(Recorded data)
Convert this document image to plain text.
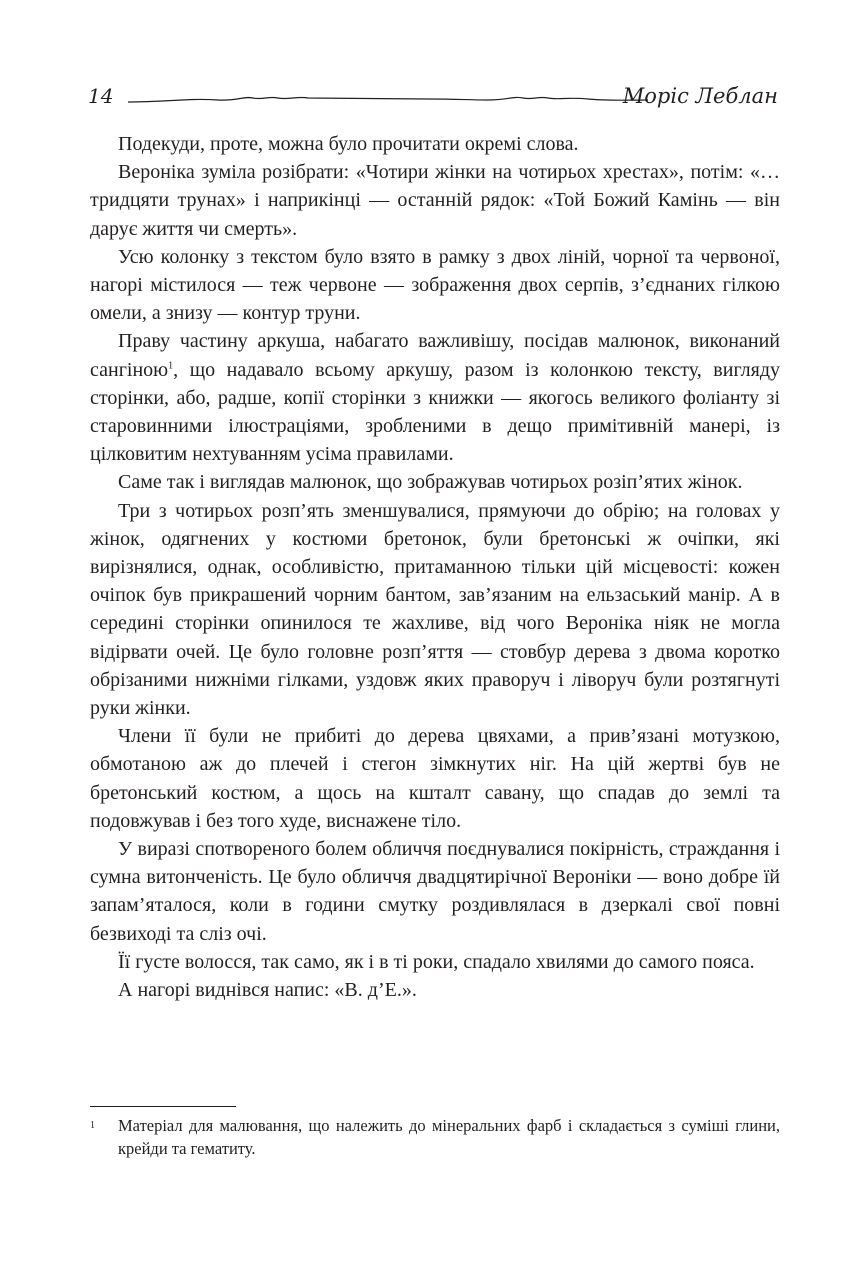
14	Моріс Леблан

Подекуди, проте, можна було прочитати окремі слова.

Вероніка зуміла розібрати: «Чотири жінки на чотирьох хрестах», потім: «…тридцяти трунах» і наприкінці — останній рядок: «Той Божий Камінь — він дарує життя чи смерть».

Усю колонку з текстом було взято в рамку з двох ліній, чорної та червоної, нагорі містилося — теж червоне — зображення двох серпів, з’єднаних гілкою омели, а знизу — контур труни.

Праву частину аркуша, набагато важливішу, посідав малюнок, виконаний сангіною$^1$, що надавало всьому аркушу, разом із колонкою тексту, вигляду сторінки, або, радше, копії сторінки з книжки — якогось великого фоліанту зі старовинними ілюстраціями, зробленими в дещо примітивній манері, із цілковитим нехтуванням усіма правилами.

Саме так і виглядав малюнок, що зображував чотирьох розіп’ятих жінок.

Три з чотирьох розп’ять зменшувалися, прямуючи до обрію; на головах у жінок, одягнених у костюми бретонок, були бретонські ж очіпки, які вирізнялися, однак, особливістю, притаманною тільки цій місцевості: кожен очіпок був прикрашений чорним бантом, зав’язаним на ельзаський манір. А в середині сторінки опинилося те жахливе, від чого Вероніка ніяк не могла відірвати очей. Це було головне розп’яття — стовбур дерева з двома коротко обрізаними нижніми гілками, уздовж яких праворуч і ліворуч були розтягнуті руки жінки.

Члени її були не прибиті до дерева цвяхами, а прив’язані мотузкою, обмотаною аж до плечей і стегон зімкнутих ніг. На цій жертві був не бретонський костюм, а щось на кшталт савану, що спадав до землі та подовжував і без того худе, виснажене тіло.

У виразі спотвореного болем обличчя поєднувалися покірність, страждання і сумна витонченість. Це було обличчя двадцятирічної Вероніки — воно добре їй запам’яталося, коли в години смутку роздивлялася в дзеркалі свої повні безвиході та сліз очі.

Її густе волосся, так само, як і в ті роки, спадало хвилями до самого пояса.

А нагорі виднівся напис: «В. д’Е.».

1 Матеріал для малювання, що належить до мінеральних фарб і складається з суміші глини, крейди та гематиту.
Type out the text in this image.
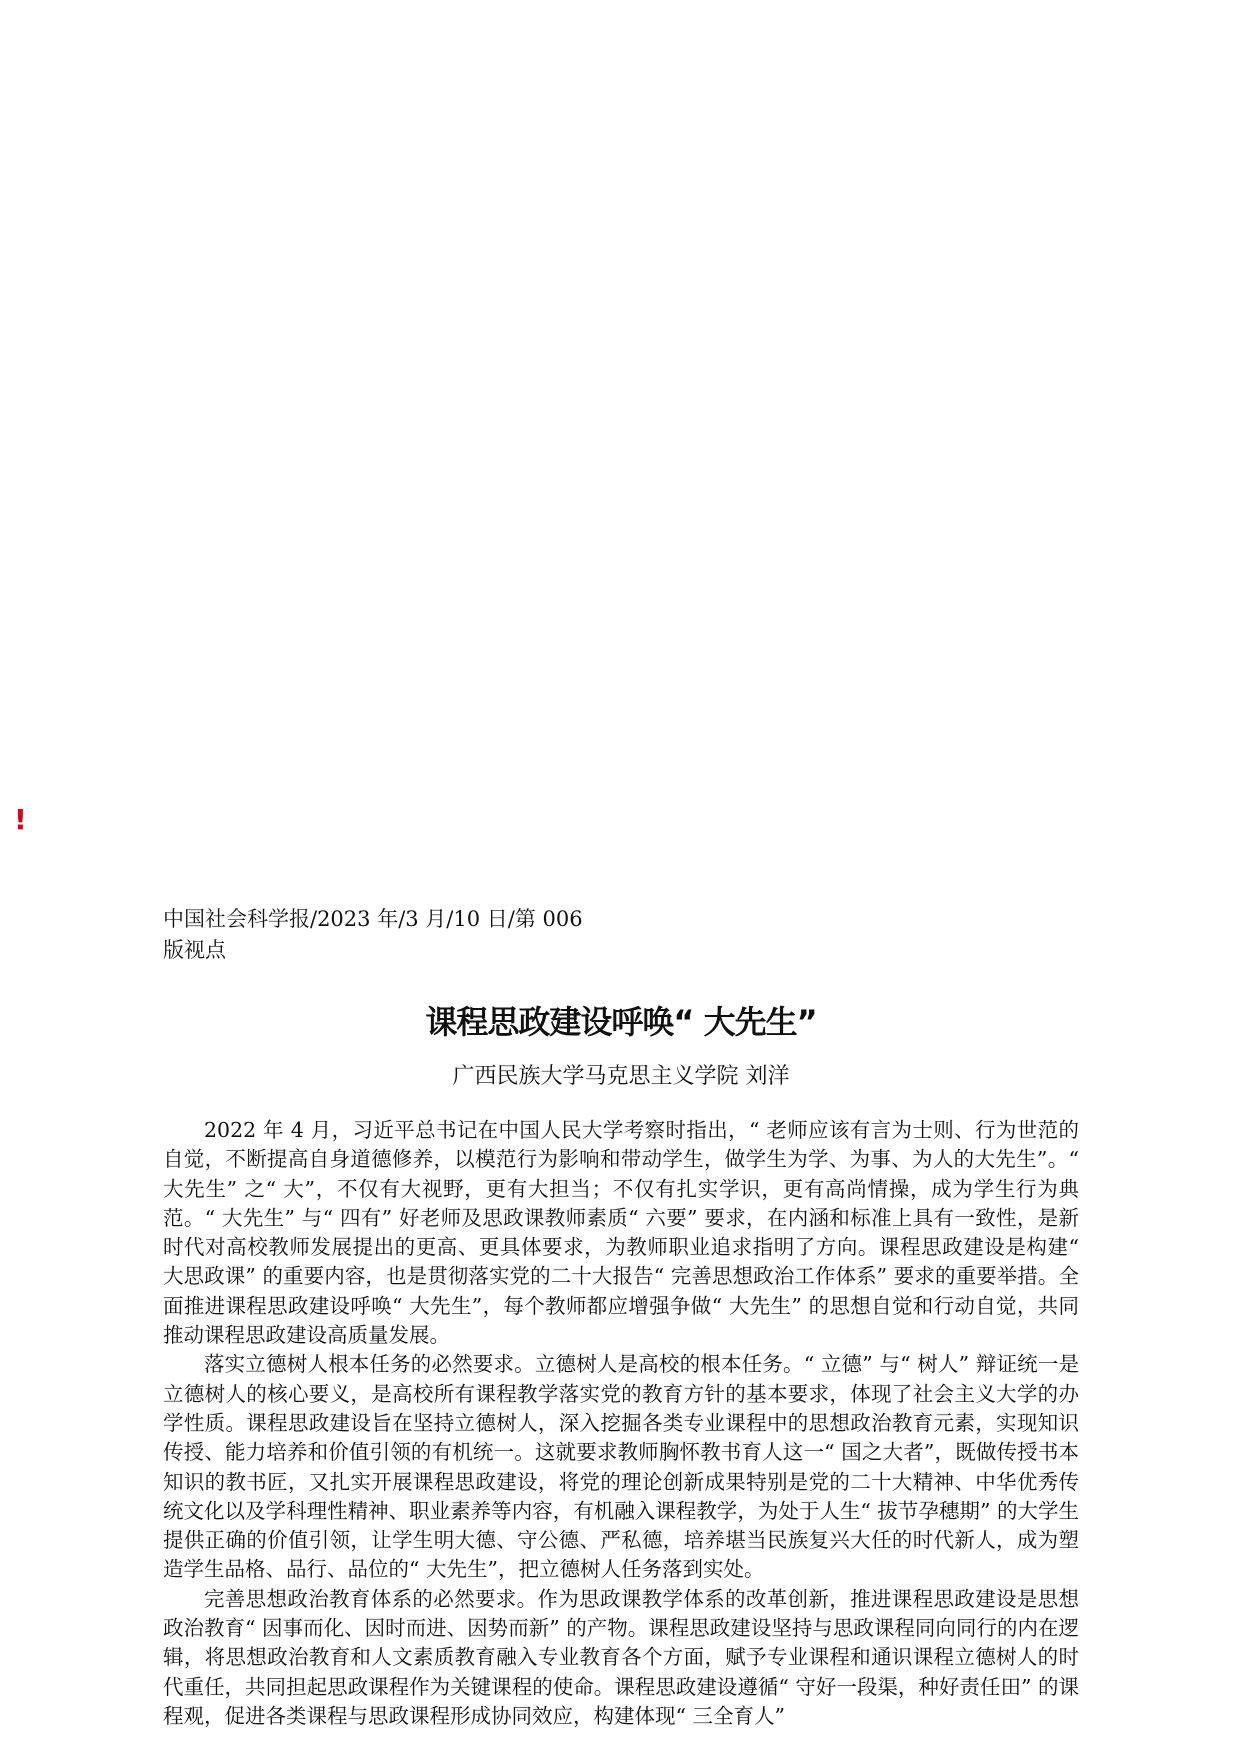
!

中国社会科学报/2023 年/3 月/10 日/第 006

版视点

课程思政建设呼唤“ 大先生”

广西民族大学马克思主义学院 刘洋

2022 年 4 月，习近平总书记在中国人民大学考察时指出，“ 老师应该有言为士则、行为世范的自觉，不断提高自身道德修养，以模范行为影响和带动学生，做学生为学、为事、为人的大先生”。“ 大先生” 之“ 大”，不仅有大视野，更有大担当；不仅有扎实学识，更有高尚情操，成为学生行为典范。“ 大先生” 与“ 四有” 好老师及思政课教师素质“ 六要” 要求，在内涵和标准上具有一致性，是新时代对高校教师发展提出的更高、更具体要求，为教师职业追求指明了方向。课程思政建设是构建“ 大思政课” 的重要内容，也是贯彻落实党的二十大报告“ 完善思想政治工作体系” 要求的重要举措。全面推进课程思政建设呼唤“ 大先生”，每个教师都应增强争做“ 大先生” 的思想自觉和行动自觉，共同推动课程思政建设高质量发展。

落实立德树人根本任务的必然要求。立德树人是高校的根本任务。“ 立德” 与“ 树人” 辩证统一是立德树人的核心要义，是高校所有课程教学落实党的教育方针的基本要求，体现了社会主义大学的办学性质。课程思政建设旨在坚持立德树人，深入挖掘各类专业课程中的思想政治教育元素，实现知识传授、能力培养和价值引领的有机统一。这就要求教师胸怀教书育人这一“ 国之大者”，既做传授书本知识的教书匠，又扎实开展课程思政建设，将党的理论创新成果特别是党的二十大精神、中华优秀传统文化以及学科理性精神、职业素养等内容，有机融入课程教学，为处于人生“ 拔节孕穗期” 的大学生提供正确的价值引领，让学生明大德、守公德、严私德，培养堪当民族复兴大任的时代新人，成为塑造学生品格、品行、品位的“ 大先生”，把立德树人任务落到实处。

完善思想政治教育体系的必然要求。作为思政课教学体系的改革创新，推进课程思政建设是思想政治教育“ 因事而化、因时而进、因势而新” 的产物。课程思政建设坚持与思政课程同向同行的内在逻辑，将思想政治教育和人文素质教育融入专业教育各个方面，赋予专业课程和通识课程立德树人的时代重任，共同担起思政课程作为关键课程的使命。课程思政建设遵循“ 守好一段渠，种好责任田” 的课程观，促进各类课程与思政课程形成协同效应，构建体现“ 三全育人”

### DIRECTIONS FOR THIS TASK
Transcribe the complete set of entries verbatim. No pictures belong in the copy.

### EXERCISE RESPONSE
Convert this document image to plain text.
14	Моріс Леблан

Подекуди, проте, можна було прочитати окремі слова.

Вероніка зуміла розібрати: «Чотири жінки на чотирьох хрестах», потім: «…тридцяти трунах» і наприкінці — останній рядок: «Той Божий Камінь — він дарує життя чи смерть».

Усю колонку з текстом було взято в рамку з двох ліній, чорної та червоної, нагорі містилося — теж червоне — зображення двох серпів, з’єднаних гілкою омели, а знизу — контур труни.

Праву частину аркуша, набагато важливішу, посідав малюнок, виконаний сангіною$^1$, що надавало всьому аркушу, разом із колонкою тексту, вигляду сторінки, або, радше, копії сторінки з книжки — якогось великого фоліанту зі старовинними ілюстраціями, зробленими в дещо примітивній манері, із цілковитим нехтуванням усіма правилами.

Саме так і виглядав малюнок, що зображував чотирьох розіп’ятих жінок.

Три з чотирьох розп’ять зменшувалися, прямуючи до обрію; на головах у жінок, одягнених у костюми бретонок, були бретонські ж очіпки, які вирізнялися, однак, особливістю, притаманною тільки цій місцевості: кожен очіпок був прикрашений чорним бантом, зав’язаним на ельзаський манір. А в середині сторінки опинилося те жахливе, від чого Вероніка ніяк не могла відірвати очей. Це було головне розп’яття — стовбур дерева з двома коротко обрізаними нижніми гілками, уздовж яких праворуч і ліворуч були розтягнуті руки жінки.

Члени її були не прибиті до дерева цвяхами, а прив’язані мотузкою, обмотаною аж до плечей і стегон зімкнутих ніг. На цій жертві був не бретонський костюм, а щось на кшталт савану, що спадав до землі та подовжував і без того худе, виснажене тіло.

У виразі спотвореного болем обличчя поєднувалися покірність, страждання і сумна витонченість. Це було обличчя двадцятирічної Вероніки — воно добре їй запам’яталося, коли в години смутку роздивлялася в дзеркалі свої повні безвиході та сліз очі.

Її густе волосся, так само, як і в ті роки, спадало хвилями до самого пояса.

А нагорі виднівся напис: «В. д’Е.».

1 Матеріал для малювання, що належить до мінеральних фарб і складається з суміші глини, крейди та гематиту.
Type out the text in this image.
!

中国社会科学报/2023 年/3 月/10 日/第 006

版视点

课程思政建设呼唤“ 大先生”

广西民族大学马克思主义学院 刘洋

2022 年 4 月，习近平总书记在中国人民大学考察时指出，“ 老师应该有言为士则、行为世范的自觉，不断提高自身道德修养，以模范行为影响和带动学生，做学生为学、为事、为人的大先生”。“ 大先生” 之“ 大”，不仅有大视野，更有大担当；不仅有扎实学识，更有高尚情操，成为学生行为典范。“ 大先生” 与“ 四有” 好老师及思政课教师素质“ 六要” 要求，在内涵和标准上具有一致性，是新时代对高校教师发展提出的更高、更具体要求，为教师职业追求指明了方向。课程思政建设是构建“ 大思政课” 的重要内容，也是贯彻落实党的二十大报告“ 完善思想政治工作体系” 要求的重要举措。全面推进课程思政建设呼唤“ 大先生”，每个教师都应增强争做“ 大先生” 的思想自觉和行动自觉，共同推动课程思政建设高质量发展。

落实立德树人根本任务的必然要求。立德树人是高校的根本任务。“ 立德” 与“ 树人” 辩证统一是立德树人的核心要义，是高校所有课程教学落实党的教育方针的基本要求，体现了社会主义大学的办学性质。课程思政建设旨在坚持立德树人，深入挖掘各类专业课程中的思想政治教育元素，实现知识传授、能力培养和价值引领的有机统一。这就要求教师胸怀教书育人这一“ 国之大者”，既做传授书本知识的教书匠，又扎实开展课程思政建设，将党的理论创新成果特别是党的二十大精神、中华优秀传统文化以及学科理性精神、职业素养等内容，有机融入课程教学，为处于人生“ 拔节孕穗期” 的大学生提供正确的价值引领，让学生明大德、守公德、严私德，培养堪当民族复兴大任的时代新人，成为塑造学生品格、品行、品位的“ 大先生”，把立德树人任务落到实处。

完善思想政治教育体系的必然要求。作为思政课教学体系的改革创新，推进课程思政建设是思想政治教育“ 因事而化、因时而进、因势而新” 的产物。课程思政建设坚持与思政课程同向同行的内在逻辑，将思想政治教育和人文素质教育融入专业教育各个方面，赋予专业课程和通识课程立德树人的时代重任，共同担起思政课程作为关键课程的使命。课程思政建设遵循“ 守好一段渠，种好责任田” 的课程观，促进各类课程与思政课程形成协同效应，构建体现“ 三全育人”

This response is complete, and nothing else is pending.